Structured figure records
++++++++++

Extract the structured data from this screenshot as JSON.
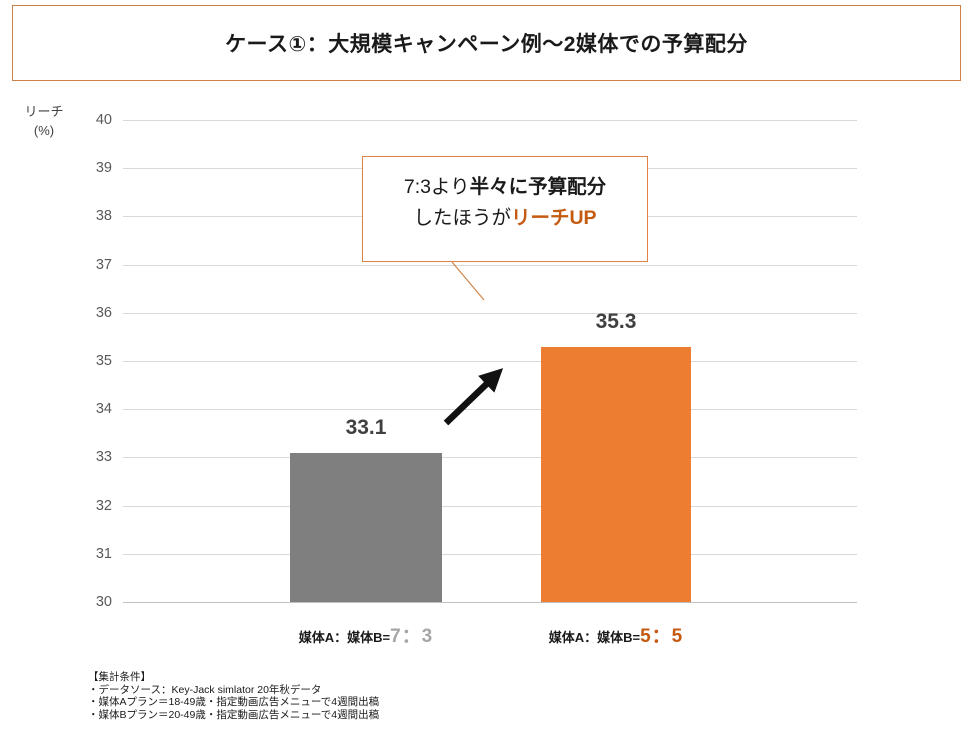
{
  "title": "ケース①：大規模キャンペーン例〜2媒体での予算配分",
  "chart_data": {
    "type": "bar",
    "title": "ケース①：大規模キャンペーン例〜2媒体での予算配分",
    "ylabel_line1": "リーチ",
    "ylabel_line2": "(%)",
    "ylim": [
      30,
      40
    ],
    "ytick_step": 1,
    "grid": true,
    "legend": "none",
    "categories": [
      "媒体A：媒体B=7：3",
      "媒体A：媒体B=5：5"
    ],
    "values": [
      33.1,
      35.3
    ],
    "bar_colors": [
      "#7F7F7F",
      "#ED7D31"
    ],
    "x_labels": [
      {
        "prefix": "媒体A：媒体B=",
        "ratio": "7：3",
        "ratio_color": "#A6A6A6"
      },
      {
        "prefix": "媒体A：媒体B=",
        "ratio": "5：5",
        "ratio_color": "#C55A11"
      }
    ]
  },
  "annotation": {
    "line1_normal": "7:3より",
    "line1_bold": "半々に予算配分",
    "line2_normal": "したほうが",
    "line2_bold": "リーチUP",
    "bold2_color": "#C55A11",
    "border_color": "#DE8244"
  },
  "footer": {
    "lines": [
      "【集計条件】",
      "・データソース：Key-Jack simlator 20年秋データ",
      "・媒体Aプラン＝18-49歳・指定動画広告メニューで4週間出稿",
      "・媒体Bプラン＝20-49歳・指定動画広告メニューで4週間出稿"
    ]
  },
  "colors": {
    "title_border": "#CE8147",
    "value_label": "#404040",
    "tick_label": "#595959",
    "gridline": "#D9D9D9",
    "baseline": "#BFBFBF",
    "arrow": "#111111",
    "leader_line": "#D0864C"
  }
}
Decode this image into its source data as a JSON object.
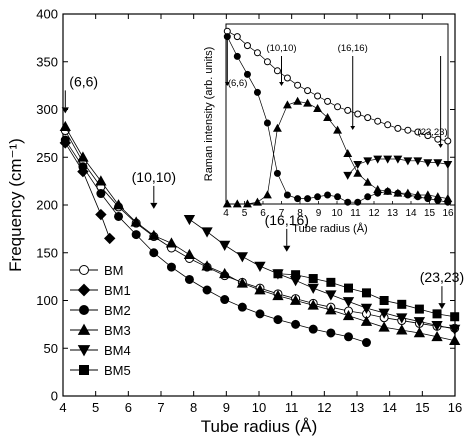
{
  "chart_data": [
    {
      "type": "scatter",
      "xlabel": "Tube radius (Å)",
      "ylabel": "Frequency (cm⁻¹)",
      "xlim": [
        4,
        16
      ],
      "ylim": [
        0,
        400
      ],
      "xticks": [
        4,
        5,
        6,
        7,
        8,
        9,
        10,
        11,
        12,
        13,
        14,
        15,
        16
      ],
      "yticks": [
        0,
        50,
        100,
        150,
        200,
        250,
        300,
        350,
        400
      ],
      "grid": false,
      "legend_position": "bottom-left",
      "series": [
        {
          "name": "BM",
          "marker": "open-circle",
          "color": "#000000",
          "x": [
            4.07,
            4.61,
            5.16,
            5.7,
            6.24,
            6.78,
            7.32,
            7.87,
            8.41,
            8.95,
            9.49,
            10.03,
            10.58,
            11.12,
            11.66,
            12.2,
            12.74,
            13.29,
            13.83,
            14.37,
            14.91,
            15.45,
            15.99
          ],
          "y": [
            278,
            245,
            219,
            198,
            181,
            167,
            155,
            144,
            135,
            126,
            119,
            113,
            107,
            102,
            97,
            93,
            89,
            86,
            82,
            79,
            76,
            73,
            71
          ]
        },
        {
          "name": "BM1",
          "marker": "diamond",
          "color": "#000000",
          "x": [
            4.07,
            4.61,
            5.16,
            5.43
          ],
          "y": [
            265,
            235,
            190,
            165
          ]
        },
        {
          "name": "BM2",
          "marker": "circle",
          "color": "#000000",
          "x": [
            4.07,
            4.61,
            5.16,
            5.7,
            6.24,
            6.78,
            7.32,
            7.87,
            8.41,
            8.95,
            9.49,
            10.03,
            10.58,
            11.12,
            11.66,
            12.2,
            12.74,
            13.29
          ],
          "y": [
            268,
            240,
            212,
            188,
            169,
            150,
            135,
            122,
            111,
            101,
            93,
            86,
            80,
            75,
            70,
            66,
            62,
            56
          ]
        },
        {
          "name": "BM3",
          "marker": "triangle-up",
          "color": "#000000",
          "x": [
            4.07,
            4.61,
            5.16,
            5.7,
            6.24,
            6.78,
            7.32,
            7.87,
            8.41,
            8.95,
            9.49,
            10.03,
            10.58,
            11.12,
            11.66,
            12.2,
            12.74,
            13.29,
            13.83,
            14.37,
            14.91,
            15.45,
            15.99
          ],
          "y": [
            282,
            250,
            225,
            200,
            182,
            168,
            160,
            148,
            136,
            128,
            118,
            111,
            105,
            100,
            95,
            90,
            84,
            78,
            72,
            69,
            66,
            62,
            58
          ]
        },
        {
          "name": "BM4",
          "marker": "triangle-down",
          "color": "#000000",
          "x": [
            7.87,
            8.41,
            8.95,
            9.49,
            10.03,
            10.58,
            11.12,
            11.66,
            12.2,
            12.74,
            13.29,
            13.83,
            14.37,
            14.91,
            15.45,
            15.99
          ],
          "y": [
            185,
            172,
            158,
            146,
            136,
            128,
            121,
            113,
            106,
            99,
            92,
            87,
            82,
            78,
            74,
            70
          ]
        },
        {
          "name": "BM5",
          "marker": "square",
          "color": "#000000",
          "x": [
            10.58,
            11.12,
            11.66,
            12.2,
            12.74,
            13.29,
            13.83,
            14.37,
            14.91,
            15.45,
            15.99
          ],
          "y": [
            128,
            127,
            123,
            119,
            113,
            108,
            100,
            96,
            91,
            86,
            83
          ]
        }
      ],
      "annotations": [
        {
          "text": "(6,6)",
          "x": 4.07,
          "y": 300
        },
        {
          "text": "(10,10)",
          "x": 6.78,
          "y": 200
        },
        {
          "text": "(16,16)",
          "x": 10.85,
          "y": 155
        },
        {
          "text": "(23,23)",
          "x": 15.6,
          "y": 95
        }
      ]
    },
    {
      "type": "line",
      "xlabel": "Tube radius (Å)",
      "ylabel": "Raman intensity (arb. units)",
      "xlim": [
        4,
        16
      ],
      "xticks": [
        4,
        5,
        6,
        7,
        8,
        9,
        10,
        11,
        12,
        13,
        14,
        15,
        16
      ],
      "y_tick_labels_shown": false,
      "grid": false,
      "series": [
        {
          "marker": "open-circle",
          "x": [
            4.07,
            4.61,
            5.16,
            5.7,
            6.24,
            6.78,
            7.32,
            7.87,
            8.41,
            8.95,
            9.49,
            10.03,
            10.58,
            11.12,
            11.66,
            12.2,
            12.74,
            13.29,
            13.83,
            14.37,
            14.91,
            15.45,
            15.99
          ],
          "y": [
            0.96,
            0.93,
            0.88,
            0.84,
            0.79,
            0.74,
            0.7,
            0.66,
            0.63,
            0.6,
            0.57,
            0.54,
            0.52,
            0.5,
            0.48,
            0.46,
            0.44,
            0.42,
            0.41,
            0.4,
            0.38,
            0.36,
            0.35
          ]
        },
        {
          "marker": "circle",
          "x": [
            4.07,
            4.61,
            5.16,
            5.7,
            6.24,
            6.78,
            7.32,
            7.87,
            8.41,
            8.95,
            9.49,
            10.03,
            10.58,
            11.12,
            11.66,
            12.2,
            12.74,
            13.29,
            13.83,
            14.37,
            14.91,
            15.45,
            15.99
          ],
          "y": [
            0.93,
            0.82,
            0.72,
            0.62,
            0.45,
            0.17,
            0.05,
            0.03,
            0.03,
            0.04,
            0.05,
            0.04,
            0.01,
            0.01,
            0.04,
            0.06,
            0.07,
            0.06,
            0.05,
            0.04,
            0.03,
            0.02,
            0.01
          ]
        },
        {
          "marker": "triangle-up",
          "x": [
            4.07,
            4.61,
            5.16,
            5.7,
            6.24,
            6.78,
            7.32,
            7.87,
            8.41,
            8.95,
            9.49,
            10.03,
            10.58,
            11.12,
            11.66,
            12.2,
            12.74,
            13.29,
            13.83,
            14.37,
            14.91,
            15.45,
            15.99
          ],
          "y": [
            0.0,
            0.0,
            0.0,
            0.01,
            0.05,
            0.42,
            0.55,
            0.57,
            0.56,
            0.53,
            0.48,
            0.41,
            0.28,
            0.17,
            0.12,
            0.08,
            0.07,
            0.06,
            0.06,
            0.05,
            0.05,
            0.04,
            0.03
          ]
        },
        {
          "marker": "triangle-down",
          "x": [
            10.58,
            11.12,
            11.66,
            12.2,
            12.74,
            13.29,
            13.83,
            14.37,
            14.91,
            15.45,
            15.99
          ],
          "y": [
            0.16,
            0.22,
            0.24,
            0.25,
            0.25,
            0.25,
            0.24,
            0.24,
            0.23,
            0.23,
            0.22
          ]
        }
      ],
      "annotations": [
        {
          "text": "(6,6)",
          "x": 4.3
        },
        {
          "text": "(10,10)",
          "x": 7.0
        },
        {
          "text": "(16,16)",
          "x": 10.85
        },
        {
          "text": "(23,23)",
          "x": 15.6
        }
      ]
    }
  ]
}
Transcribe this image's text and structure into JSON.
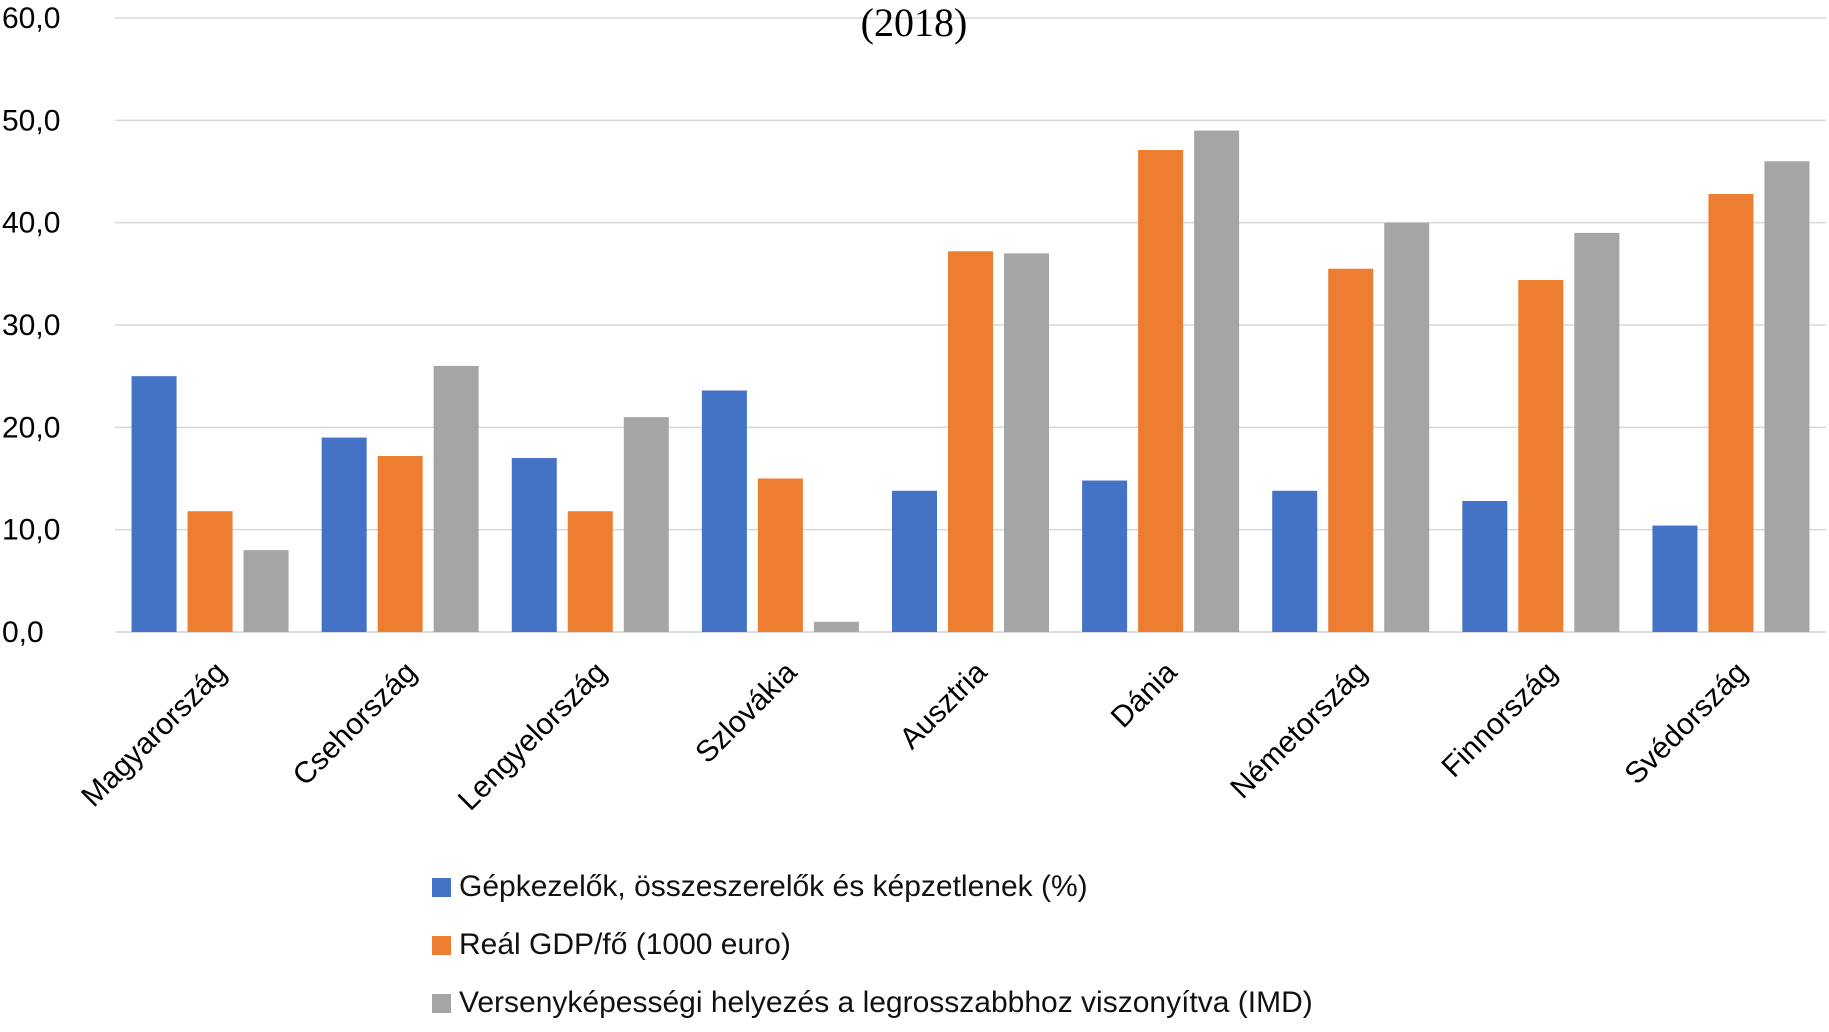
{
  "chart_data": {
    "type": "bar",
    "title": "(2018)",
    "categories": [
      "Magyarország",
      "Csehország",
      "Lengyelország",
      "Szlovákia",
      "Ausztria",
      "Dánia",
      "Németország",
      "Finnország",
      "Svédország"
    ],
    "series": [
      {
        "name": "Gépkezelők, összeszerelők és képzetlenek (%)",
        "color": "#4472C4",
        "values": [
          25.0,
          19.0,
          17.0,
          23.6,
          13.8,
          14.8,
          13.8,
          12.8,
          10.4
        ]
      },
      {
        "name": "Reál GDP/fő (1000 euro)",
        "color": "#ED7D31",
        "values": [
          11.8,
          17.2,
          11.8,
          15.0,
          37.2,
          47.1,
          35.5,
          34.4,
          42.8
        ]
      },
      {
        "name": "Versenyképességi helyezés a legrosszabbhoz viszonyítva (IMD)",
        "color": "#A5A5A5",
        "values": [
          8.0,
          26.0,
          21.0,
          1.0,
          37.0,
          49.0,
          40.0,
          39.0,
          46.0
        ]
      }
    ],
    "ylim": [
      0,
      60
    ],
    "yticks": [
      "0,0",
      "10,0",
      "20,0",
      "30,0",
      "40,0",
      "50,0",
      "60,0"
    ],
    "grid": true,
    "legend_position": "bottom"
  }
}
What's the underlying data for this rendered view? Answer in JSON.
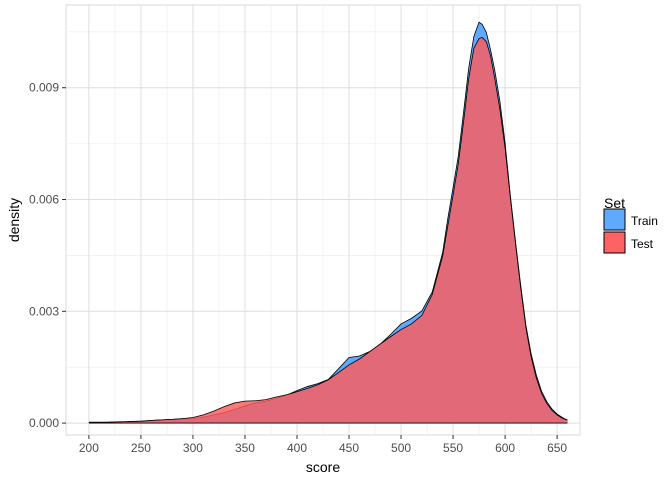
{
  "chart_data": {
    "type": "area",
    "xlabel": "score",
    "ylabel": "density",
    "xlim": [
      178,
      672
    ],
    "ylim": [
      -0.00032,
      0.01122
    ],
    "xticks": [
      200,
      250,
      300,
      350,
      400,
      450,
      500,
      550,
      600,
      650
    ],
    "xtick_labels": [
      "200",
      "250",
      "300",
      "350",
      "400",
      "450",
      "500",
      "550",
      "600",
      "650"
    ],
    "yticks": [
      0,
      0.003,
      0.006,
      0.009
    ],
    "ytick_labels": [
      "0.000",
      "0.003",
      "0.006",
      "0.009"
    ],
    "grid": true,
    "legend": {
      "title": "Set",
      "position": "right",
      "entries": [
        {
          "label": "Train",
          "color": "#56A5FF"
        },
        {
          "label": "Test",
          "color": "#FF5A5A"
        }
      ]
    },
    "series": [
      {
        "name": "Train",
        "fill_color": "#56A5FF",
        "fill_opacity": 0.95,
        "x": [
          200,
          215,
          225,
          235,
          250,
          265,
          280,
          290,
          300,
          310,
          320,
          330,
          340,
          350,
          360,
          370,
          380,
          390,
          400,
          410,
          420,
          430,
          440,
          450,
          460,
          470,
          480,
          490,
          500,
          510,
          520,
          530,
          540,
          545,
          550,
          555,
          560,
          565,
          570,
          575,
          578,
          582,
          586,
          590,
          595,
          600,
          605,
          610,
          615,
          620,
          625,
          630,
          635,
          640,
          645,
          650,
          655,
          660
        ],
        "y": [
          2e-05,
          2e-05,
          2e-05,
          3e-05,
          5e-05,
          8e-05,
          0.0001,
          0.00012,
          0.00012,
          0.00016,
          0.00022,
          0.00028,
          0.00036,
          0.00046,
          0.00054,
          0.00059,
          0.00066,
          0.00075,
          0.00087,
          0.00098,
          0.00106,
          0.00117,
          0.00146,
          0.00176,
          0.0018,
          0.00192,
          0.00212,
          0.00238,
          0.00266,
          0.00281,
          0.00301,
          0.00352,
          0.00458,
          0.0055,
          0.00632,
          0.00716,
          0.00832,
          0.00952,
          0.01038,
          0.01076,
          0.0107,
          0.01048,
          0.01002,
          0.00948,
          0.00864,
          0.00752,
          0.00612,
          0.00488,
          0.0037,
          0.00263,
          0.00186,
          0.00129,
          0.00086,
          0.00058,
          0.00038,
          0.00024,
          0.00015,
          8e-05
        ]
      },
      {
        "name": "Test",
        "fill_color": "#FF5A5A",
        "fill_opacity": 0.82,
        "x": [
          200,
          215,
          225,
          235,
          250,
          265,
          280,
          290,
          300,
          310,
          320,
          330,
          340,
          350,
          360,
          370,
          380,
          390,
          400,
          410,
          420,
          430,
          440,
          450,
          460,
          470,
          480,
          490,
          500,
          510,
          520,
          530,
          540,
          545,
          550,
          555,
          560,
          565,
          570,
          575,
          578,
          582,
          586,
          590,
          595,
          600,
          605,
          610,
          615,
          620,
          625,
          630,
          635,
          640,
          645,
          650,
          655,
          660
        ],
        "y": [
          2e-05,
          2e-05,
          3e-05,
          4e-05,
          5e-05,
          8e-05,
          0.0001,
          0.00012,
          0.00015,
          0.00022,
          0.00032,
          0.00044,
          0.00054,
          0.00059,
          0.0006,
          0.00063,
          0.0007,
          0.00076,
          0.00084,
          0.00093,
          0.00103,
          0.00116,
          0.00136,
          0.00156,
          0.00172,
          0.00192,
          0.00212,
          0.00232,
          0.00251,
          0.00266,
          0.00289,
          0.00345,
          0.00448,
          0.0053,
          0.00612,
          0.00695,
          0.00806,
          0.00924,
          0.01006,
          0.01032,
          0.01035,
          0.01023,
          0.00986,
          0.00926,
          0.00842,
          0.00738,
          0.00606,
          0.00482,
          0.00363,
          0.00256,
          0.00178,
          0.00121,
          0.0008,
          0.00053,
          0.00034,
          0.00022,
          0.00013,
          8e-05
        ]
      }
    ]
  }
}
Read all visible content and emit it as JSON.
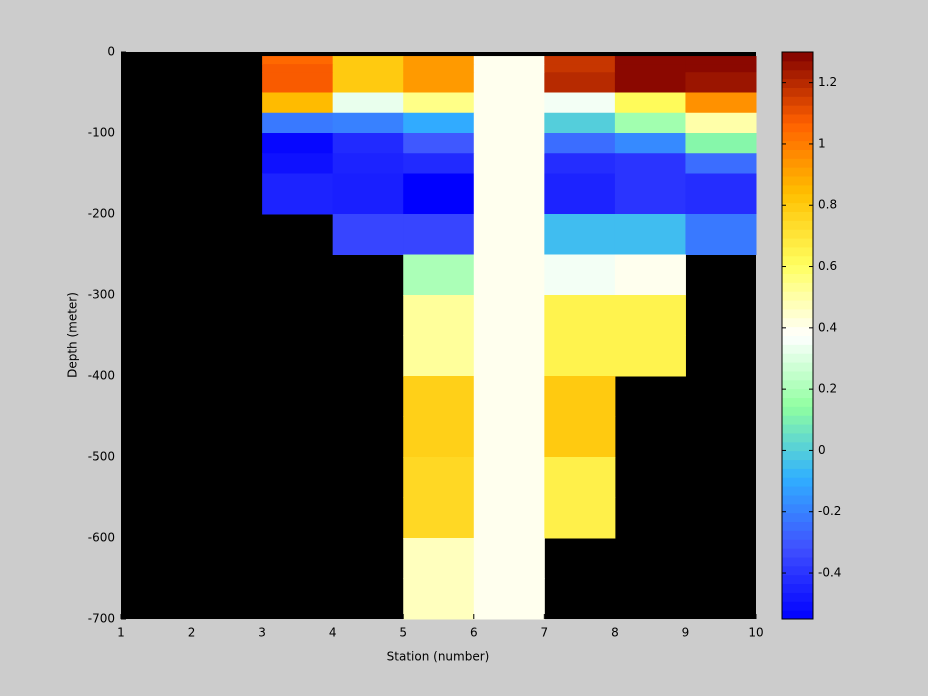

++++++++++

• _Work instructions_
Select every line in the records above that contains the word "大規模キャンペーン例".

• _Answer to this exercise_
  "title": "ケース①：大規模キャンペーン例〜2媒体での予算配分",
    "title": "ケース①：大規模キャンペーン例〜2媒体での予算配分",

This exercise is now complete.